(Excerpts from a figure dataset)

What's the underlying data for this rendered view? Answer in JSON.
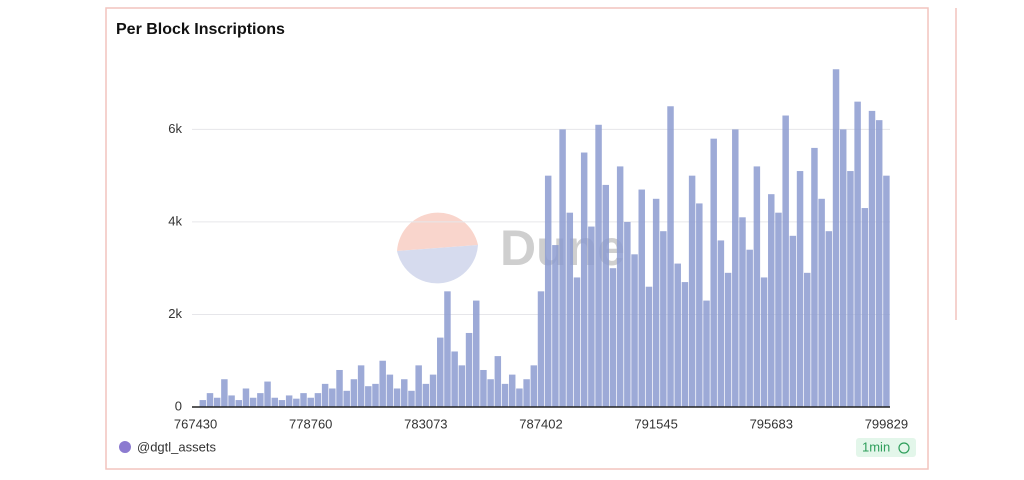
{
  "chart_data": {
    "type": "bar",
    "title": "Per Block Inscriptions",
    "watermark": "Dune",
    "author": "@dgtl_assets",
    "refresh": "1min",
    "categories": [
      "767430",
      null,
      null,
      null,
      null,
      null,
      null,
      null,
      null,
      null,
      null,
      null,
      null,
      null,
      null,
      null,
      "778760",
      null,
      null,
      null,
      null,
      null,
      null,
      null,
      null,
      null,
      null,
      null,
      null,
      null,
      null,
      null,
      "783073",
      null,
      null,
      null,
      null,
      null,
      null,
      null,
      null,
      null,
      null,
      null,
      null,
      null,
      null,
      null,
      "787402",
      null,
      null,
      null,
      null,
      null,
      null,
      null,
      null,
      null,
      null,
      null,
      null,
      null,
      null,
      null,
      "791545",
      null,
      null,
      null,
      null,
      null,
      null,
      null,
      null,
      null,
      null,
      null,
      null,
      null,
      null,
      null,
      "795683",
      null,
      null,
      null,
      null,
      null,
      null,
      null,
      null,
      null,
      null,
      null,
      null,
      null,
      null,
      null,
      "799829"
    ],
    "values": [
      0,
      150,
      300,
      200,
      600,
      250,
      150,
      400,
      200,
      300,
      550,
      200,
      150,
      250,
      180,
      300,
      200,
      300,
      500,
      400,
      800,
      350,
      600,
      900,
      450,
      500,
      1000,
      700,
      400,
      600,
      350,
      900,
      500,
      700,
      1500,
      2500,
      1200,
      900,
      1600,
      2300,
      800,
      600,
      1100,
      500,
      700,
      400,
      600,
      900,
      2500,
      5000,
      3500,
      6000,
      4200,
      2800,
      5500,
      3900,
      6100,
      4800,
      3000,
      5200,
      4000,
      3300,
      4700,
      2600,
      4500,
      3800,
      6500,
      3100,
      2700,
      5000,
      4400,
      2300,
      5800,
      3600,
      2900,
      6000,
      4100,
      3400,
      5200,
      2800,
      4600,
      4200,
      6300,
      3700,
      5100,
      2900,
      5600,
      4500,
      3800,
      7300,
      6000,
      5100,
      6600,
      4300,
      6400,
      6200,
      5000
    ],
    "color": "#8c9bd0",
    "ylim": [
      0,
      7500
    ],
    "yticks": [
      0,
      {
        "value": 2000,
        "label": "2k"
      },
      {
        "value": 4000,
        "label": "4k"
      },
      {
        "value": 6000,
        "label": "6k"
      }
    ],
    "grid": true
  }
}
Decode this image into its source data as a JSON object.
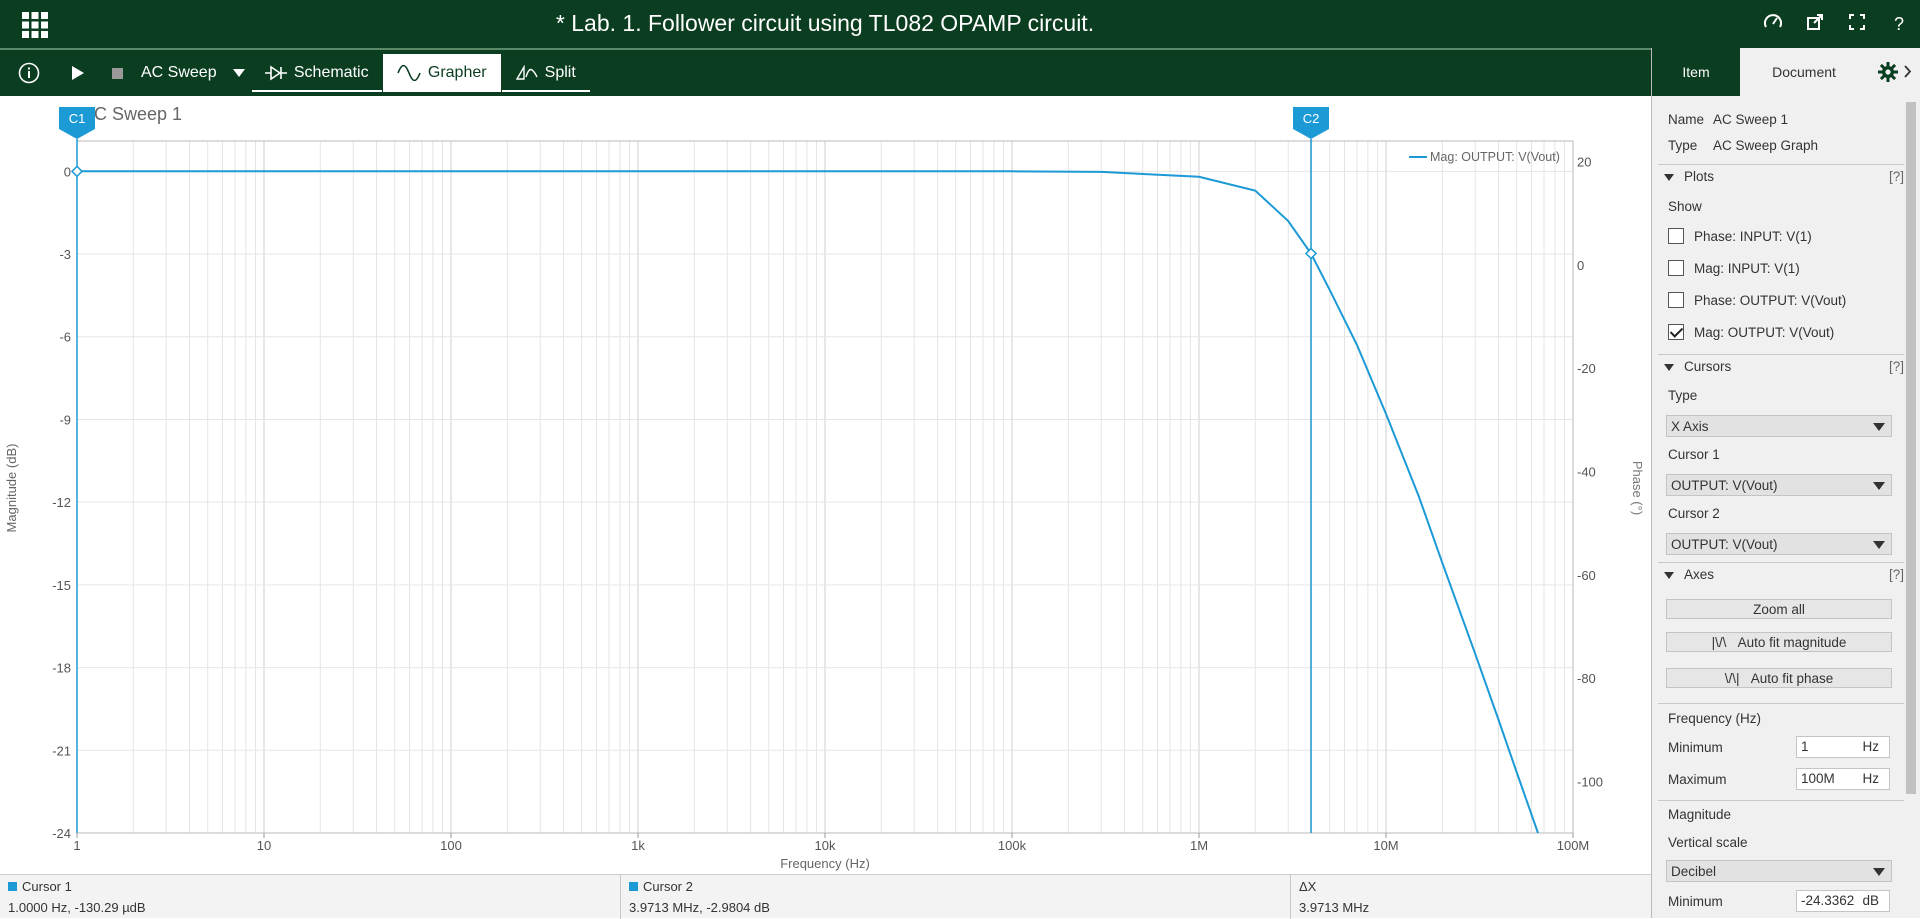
{
  "titlebar": {
    "title": "* Lab. 1. Follower circuit using TL082 OPAMP circuit.",
    "icons": [
      "apps-grid-icon",
      "speed-icon",
      "open-external-icon",
      "fullscreen-icon",
      "help-icon"
    ],
    "help": "?"
  },
  "toolbar": {
    "info_icon": "info-icon",
    "analysis": "AC Sweep",
    "tabs": [
      {
        "label": "Schematic",
        "icon": "diode-icon"
      },
      {
        "label": "Grapher",
        "icon": "sine-wave-icon"
      },
      {
        "label": "Split",
        "icon": "split-icon"
      }
    ],
    "active_tab": "Grapher"
  },
  "chart_data": {
    "type": "line",
    "title": "AC Sweep 1",
    "xlabel": "Frequency (Hz)",
    "ylabel": "Magnitude (dB)",
    "y2label": "Phase (°)",
    "xscale": "log",
    "xlim": [
      1,
      100000000
    ],
    "ylim": [
      -24,
      1.1
    ],
    "y2lim": [
      -110,
      24
    ],
    "x_ticks": [
      "1",
      "10",
      "100",
      "1k",
      "10k",
      "100k",
      "1M",
      "10M",
      "100M"
    ],
    "y_ticks": [
      "0",
      "-3",
      "-6",
      "-9",
      "-12",
      "-15",
      "-18",
      "-21",
      "-24"
    ],
    "y2_ticks": [
      "20",
      "0",
      "-20",
      "-40",
      "-60",
      "-80",
      "-100"
    ],
    "legend": "top-right",
    "grid": true,
    "series": [
      {
        "name": "Mag: OUTPUT: V(Vout)",
        "color": "#1b9ad6",
        "x": [
          1,
          10,
          100,
          1000,
          10000,
          100000,
          300000,
          1000000,
          2000000,
          3000000,
          3971300,
          5000000,
          7000000,
          10000000,
          15000000,
          20000000,
          30000000,
          40000000,
          50000000,
          65000000
        ],
        "y": [
          0,
          0,
          0,
          0,
          0,
          0,
          -0.02,
          -0.2,
          -0.7,
          -1.8,
          -2.98,
          -4.3,
          -6.3,
          -8.8,
          -11.8,
          -14.2,
          -17.5,
          -19.9,
          -21.8,
          -24.0
        ]
      }
    ],
    "cursors": [
      {
        "label": "C1",
        "x": 1
      },
      {
        "label": "C2",
        "x": 3971300
      }
    ]
  },
  "statusbar": {
    "cursor1_label": "Cursor 1",
    "cursor1_value": "1.0000 Hz, -130.29 µdB",
    "cursor2_label": "Cursor 2",
    "cursor2_value": "3.9713 MHz, -2.9804 dB",
    "delta_label": "ΔX",
    "delta_value": "3.9713 MHz"
  },
  "panel": {
    "tabs": [
      "Item",
      "Document"
    ],
    "gear_icon": "gear-icon",
    "name_label": "Name",
    "name_value": "AC Sweep 1",
    "type_label": "Type",
    "type_value": "AC Sweep Graph",
    "plots_header": "Plots",
    "help": "[?]",
    "show_label": "Show",
    "plots": [
      {
        "label": "Phase: INPUT: V(1)",
        "checked": false
      },
      {
        "label": "Mag: INPUT: V(1)",
        "checked": false
      },
      {
        "label": "Phase: OUTPUT: V(Vout)",
        "checked": false
      },
      {
        "label": "Mag: OUTPUT: V(Vout)",
        "checked": true
      }
    ],
    "cursors_header": "Cursors",
    "cursor_type_label": "Type",
    "cursor_type_value": "X Axis",
    "cursor1_label": "Cursor 1",
    "cursor1_value": "OUTPUT: V(Vout)",
    "cursor2_label": "Cursor 2",
    "cursor2_value": "OUTPUT: V(Vout)",
    "axes_header": "Axes",
    "zoom_all": "Zoom all",
    "autofit_mag_icon": "|\\/\\",
    "autofit_mag": "Auto fit magnitude",
    "autofit_phase_icon": "\\/\\|",
    "autofit_phase": "Auto fit phase",
    "freq_header": "Frequency (Hz)",
    "min_label": "Minimum",
    "freq_min": "1",
    "freq_min_unit": "Hz",
    "max_label": "Maximum",
    "freq_max": "100M",
    "freq_max_unit": "Hz",
    "mag_header": "Magnitude",
    "vscale_label": "Vertical scale",
    "vscale_value": "Decibel",
    "mag_min_label": "Minimum",
    "mag_min": "-24.3362",
    "mag_min_unit": "dB"
  }
}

> **Problem to solve**: Omit the pictures and output all of the other material exactly.

> **Complete output**:
What's the underlying data for this rendered view? Answer in JSON.
{
  "chart_data": {
    "type": "bar",
    "title": "Per Block Inscriptions",
    "watermark": "Dune",
    "author": "@dgtl_assets",
    "refresh": "1min",
    "categories": [
      "767430",
      null,
      null,
      null,
      null,
      null,
      null,
      null,
      null,
      null,
      null,
      null,
      null,
      null,
      null,
      null,
      "778760",
      null,
      null,
      null,
      null,
      null,
      null,
      null,
      null,
      null,
      null,
      null,
      null,
      null,
      null,
      null,
      "783073",
      null,
      null,
      null,
      null,
      null,
      null,
      null,
      null,
      null,
      null,
      null,
      null,
      null,
      null,
      null,
      "787402",
      null,
      null,
      null,
      null,
      null,
      null,
      null,
      null,
      null,
      null,
      null,
      null,
      null,
      null,
      null,
      "791545",
      null,
      null,
      null,
      null,
      null,
      null,
      null,
      null,
      null,
      null,
      null,
      null,
      null,
      null,
      null,
      "795683",
      null,
      null,
      null,
      null,
      null,
      null,
      null,
      null,
      null,
      null,
      null,
      null,
      null,
      null,
      null,
      "799829"
    ],
    "values": [
      0,
      150,
      300,
      200,
      600,
      250,
      150,
      400,
      200,
      300,
      550,
      200,
      150,
      250,
      180,
      300,
      200,
      300,
      500,
      400,
      800,
      350,
      600,
      900,
      450,
      500,
      1000,
      700,
      400,
      600,
      350,
      900,
      500,
      700,
      1500,
      2500,
      1200,
      900,
      1600,
      2300,
      800,
      600,
      1100,
      500,
      700,
      400,
      600,
      900,
      2500,
      5000,
      3500,
      6000,
      4200,
      2800,
      5500,
      3900,
      6100,
      4800,
      3000,
      5200,
      4000,
      3300,
      4700,
      2600,
      4500,
      3800,
      6500,
      3100,
      2700,
      5000,
      4400,
      2300,
      5800,
      3600,
      2900,
      6000,
      4100,
      3400,
      5200,
      2800,
      4600,
      4200,
      6300,
      3700,
      5100,
      2900,
      5600,
      4500,
      3800,
      7300,
      6000,
      5100,
      6600,
      4300,
      6400,
      6200,
      5000
    ],
    "color": "#8c9bd0",
    "ylim": [
      0,
      7500
    ],
    "yticks": [
      0,
      {
        "value": 2000,
        "label": "2k"
      },
      {
        "value": 4000,
        "label": "4k"
      },
      {
        "value": 6000,
        "label": "6k"
      }
    ],
    "grid": true
  }
}
Decode this image into its source data as a JSON object.
{
  "titlebar": {
    "title": "* Lab. 1. Follower circuit using TL082 OPAMP circuit.",
    "icons": [
      "apps-grid-icon",
      "speed-icon",
      "open-external-icon",
      "fullscreen-icon",
      "help-icon"
    ],
    "help": "?"
  },
  "toolbar": {
    "info_icon": "info-icon",
    "analysis": "AC Sweep",
    "tabs": [
      {
        "label": "Schematic",
        "icon": "diode-icon"
      },
      {
        "label": "Grapher",
        "icon": "sine-wave-icon"
      },
      {
        "label": "Split",
        "icon": "split-icon"
      }
    ],
    "active_tab": "Grapher"
  },
  "chart_data": {
    "type": "line",
    "title": "AC Sweep 1",
    "xlabel": "Frequency (Hz)",
    "ylabel": "Magnitude (dB)",
    "y2label": "Phase (°)",
    "xscale": "log",
    "xlim": [
      1,
      100000000
    ],
    "ylim": [
      -24,
      1.1
    ],
    "y2lim": [
      -110,
      24
    ],
    "x_ticks": [
      "1",
      "10",
      "100",
      "1k",
      "10k",
      "100k",
      "1M",
      "10M",
      "100M"
    ],
    "y_ticks": [
      "0",
      "-3",
      "-6",
      "-9",
      "-12",
      "-15",
      "-18",
      "-21",
      "-24"
    ],
    "y2_ticks": [
      "20",
      "0",
      "-20",
      "-40",
      "-60",
      "-80",
      "-100"
    ],
    "legend": "top-right",
    "grid": true,
    "series": [
      {
        "name": "Mag: OUTPUT: V(Vout)",
        "color": "#1b9ad6",
        "x": [
          1,
          10,
          100,
          1000,
          10000,
          100000,
          300000,
          1000000,
          2000000,
          3000000,
          3971300,
          5000000,
          7000000,
          10000000,
          15000000,
          20000000,
          30000000,
          40000000,
          50000000,
          65000000
        ],
        "y": [
          0,
          0,
          0,
          0,
          0,
          0,
          -0.02,
          -0.2,
          -0.7,
          -1.8,
          -2.98,
          -4.3,
          -6.3,
          -8.8,
          -11.8,
          -14.2,
          -17.5,
          -19.9,
          -21.8,
          -24.0
        ]
      }
    ],
    "cursors": [
      {
        "label": "C1",
        "x": 1
      },
      {
        "label": "C2",
        "x": 3971300
      }
    ]
  },
  "statusbar": {
    "cursor1_label": "Cursor 1",
    "cursor1_value": "1.0000 Hz, -130.29 µdB",
    "cursor2_label": "Cursor 2",
    "cursor2_value": "3.9713 MHz, -2.9804 dB",
    "delta_label": "ΔX",
    "delta_value": "3.9713 MHz"
  },
  "panel": {
    "tabs": [
      "Item",
      "Document"
    ],
    "gear_icon": "gear-icon",
    "name_label": "Name",
    "name_value": "AC Sweep 1",
    "type_label": "Type",
    "type_value": "AC Sweep Graph",
    "plots_header": "Plots",
    "help": "[?]",
    "show_label": "Show",
    "plots": [
      {
        "label": "Phase: INPUT: V(1)",
        "checked": false
      },
      {
        "label": "Mag: INPUT: V(1)",
        "checked": false
      },
      {
        "label": "Phase: OUTPUT: V(Vout)",
        "checked": false
      },
      {
        "label": "Mag: OUTPUT: V(Vout)",
        "checked": true
      }
    ],
    "cursors_header": "Cursors",
    "cursor_type_label": "Type",
    "cursor_type_value": "X Axis",
    "cursor1_label": "Cursor 1",
    "cursor1_value": "OUTPUT: V(Vout)",
    "cursor2_label": "Cursor 2",
    "cursor2_value": "OUTPUT: V(Vout)",
    "axes_header": "Axes",
    "zoom_all": "Zoom all",
    "autofit_mag_icon": "|\\/\\",
    "autofit_mag": "Auto fit magnitude",
    "autofit_phase_icon": "\\/\\|",
    "autofit_phase": "Auto fit phase",
    "freq_header": "Frequency (Hz)",
    "min_label": "Minimum",
    "freq_min": "1",
    "freq_min_unit": "Hz",
    "max_label": "Maximum",
    "freq_max": "100M",
    "freq_max_unit": "Hz",
    "mag_header": "Magnitude",
    "vscale_label": "Vertical scale",
    "vscale_value": "Decibel",
    "mag_min_label": "Minimum",
    "mag_min": "-24.3362",
    "mag_min_unit": "dB"
  }
}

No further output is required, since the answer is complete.